● **Task instructions**
List the lines of this listing that hold the word "системы".
+ + + + + + +
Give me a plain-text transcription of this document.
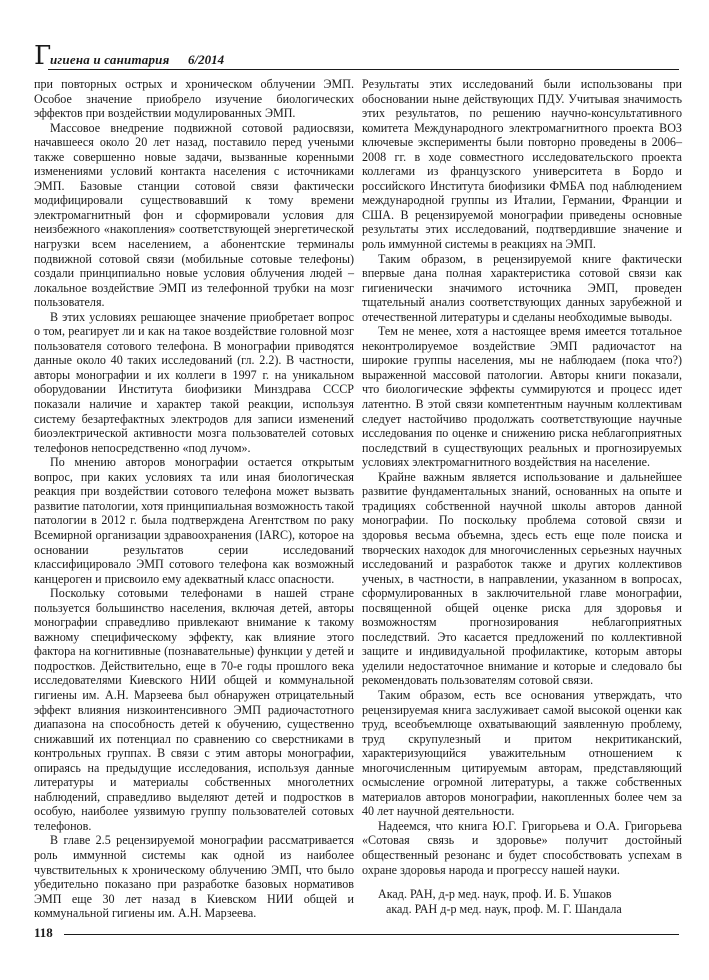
Г
игиена и санитария 6/2014

при повторных острых и хроническом облучении ЭМП. Особое значение приобрело изучение биологических эффектов при воздействии модулированных ЭМП.

Массовое внедрение подвижной сотовой радиосвязи, начавшееся около 20 лет назад, поставило перед учеными также совершенно новые задачи, вызванные коренными изменениями условий контакта населения с источниками ЭМП. Базовые станции сотовой связи фактически модифицировали существовавший к тому времени электромагнитный фон и сформировали условия для неизбежного «накопления» соответствующей энергетической нагрузки всем населением, а абонентские терминалы подвижной сотовой связи (мобильные сотовые телефоны) создали принципиально новые условия облучения людей – локальное воздействие ЭМП из телефонной трубки на мозг пользователя.

В этих условиях решающее значение приобретает вопрос о том, реагирует ли и как на такое воздействие головной мозг пользователя сотового телефона. В монографии приводятся данные около 40 таких исследований (гл. 2.2). В частности, авторы монографии и их коллеги в 1997 г. на уникальном оборудовании Института биофизики Минздрава СССР показали наличие и характер такой реакции, используя систему безартефактных электродов для записи изменений биоэлектрической активности мозга пользователей сотовых телефонов непосредственно «под лучом».

По мнению авторов монографии остается открытым вопрос, при каких условиях та или иная биологическая реакция при воздействии сотового телефона может вызвать развитие патологии, хотя принципиальная возможность такой патологии в 2012 г. была подтверждена Агентством по раку Всемирной организации здравоохранения (IARC), которое на основании результатов серии исследований классифицировало ЭМП сотового телефона как возможный канцероген и присвоило ему адекватный класс опасности.

Поскольку сотовыми телефонами в нашей стране пользуется большинство населения, включая детей, авторы монографии справедливо привлекают внимание к такому важному специфическому эффекту, как влияние этого фактора на когнитивные (познавательные) функции у детей и подростков. Действительно, еще в 70-е годы прошлого века исследователями Киевского НИИ общей и коммунальной гигиены им. А.Н. Марзеева был обнаружен отрицательный эффект влияния низкоинтенсивного ЭМП радиочастотного диапазона на способность детей к обучению, существенно снижавший их потенциал по сравнению со сверстниками в контрольных группах. В связи с этим авторы монографии, опираясь на предыдущие исследования, используя данные литературы и материалы собственных многолетних наблюдений, справедливо выделяют детей и подростков в особую, наиболее уязвимую группу пользователей сотовых телефонов.

В главе 2.5 рецензируемой монографии рассматривается роль иммунной системы как одной из наиболее чувствительных к хроническому облучению ЭМП, что было убедительно показано при разработке базовых нормативов ЭМП еще 30 лет назад в Киевском НИИ общей и коммунальной гигиены им. А.Н. Марзеева.

Результаты этих исследований были использованы при обосновании ныне действующих ПДУ. Учитывая значимость этих результатов, по решению научно-консультативного комитета Международного электромагнитного проекта ВОЗ ключевые эксперименты были повторно проведены в 2006–2008 гг. в ходе совместного исследовательского проекта коллегами из французского университета в Бордо и российского Института биофизики ФМБА под наблюдением международной группы из Италии, Германии, Франции и США. В рецензируемой монографии приведены основные результаты этих исследований, подтвердившие значение и роль иммунной системы в реакциях на ЭМП.

Таким образом, в рецензируемой книге фактически впервые дана полная характеристика сотовой связи как гигиенически значимого источника ЭМП, проведен тщательный анализ соответствующих данных зарубежной и отечественной литературы и сделаны необходимые выводы.

Тем не менее, хотя а настоящее время имеется тотальное неконтролируемое воздействие ЭМП радиочастот на широкие группы населения, мы не наблюдаем (пока что?) выраженной массовой патологии. Авторы книги показали, что биологические эффекты суммируются и процесс идет латентно. В этой связи компетентным научным коллективам следует настойчиво продолжать соответствующие научные исследования по оценке и снижению риска неблагоприятных последствий в существующих реальных и прогнозируемых условиях электромагнитного воздействия на население.

Крайне важным является использование и дальнейшее развитие фундаментальных знаний, основанных на опыте и традициях собственной научной школы авторов данной монографии. По поскольку проблема сотовой связи и здоровья весьма объемна, здесь есть еще поле поиска и творческих находок для многочисленных серьезных научных исследований и разработок также и других коллективов ученых, в частности, в направлении, указанном в вопросах, сформулированных в заключительной главе монографии, посвященной общей оценке риска для здоровья и возможностям прогнозирования неблагоприятных последствий. Это касается предложений по коллективной защите и индивидуальной профилактике, которым авторы уделили недостаточное внимание и которые и следовало бы рекомендовать пользователям сотовой связи.

Таким образом, есть все основания утверждать, что рецензируемая книга заслуживает самой высокой оценки как труд, всеобъемлюще охватывающий заявленную проблему, труд скрупулезный и притом некритиканский, характеризующийся уважительным отношением к многочисленным цитируемым авторам, представляющий осмысление огромной литературы, а также собственных материалов авторов монографии, накопленных более чем за 40 лет научной деятельности.

Надеемся, что книга Ю.Г. Григорьева и О.А. Григорьева «Сотовая связь и здоровье» получит достойный общественный резонанс и будет способствовать успехам в охране здоровья народа и прогрессу нашей науки.

Акад. РАН, д-р мед. наук, проф. И. Б. Ушаков
акад. РАН д-р мед. наук, проф. М. Г. Шандала
118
+ + + + + + +
● **Reply**
В главе 2.5 рецензируемой монографии рассматривается роль иммунной системы как одной из наиболее чувствительных к хроническому облучению ЭМП, что было убедительно показано при разработке базовых нормативов ЭМП еще 30 лет назад в Киевском НИИ общей и коммунальной гигиены им. А.Н. Марзеева.
Результаты этих исследований были использованы при обосновании ныне действующих ПДУ. Учитывая значимость этих результатов, по решению научно-консультативного комитета Международного электромагнитного проекта ВОЗ ключевые эксперименты были повторно проведены в 2006–2008 гг. в ходе совместного исследовательского проекта коллегами из французского университета в Бордо и российского Института биофизики ФМБА под наблюдением международной группы из Италии, Германии, Франции и США. В рецензируемой монографии приведены основные результаты этих исследований, подтвердившие значение и роль иммунной системы в реакциях на ЭМП.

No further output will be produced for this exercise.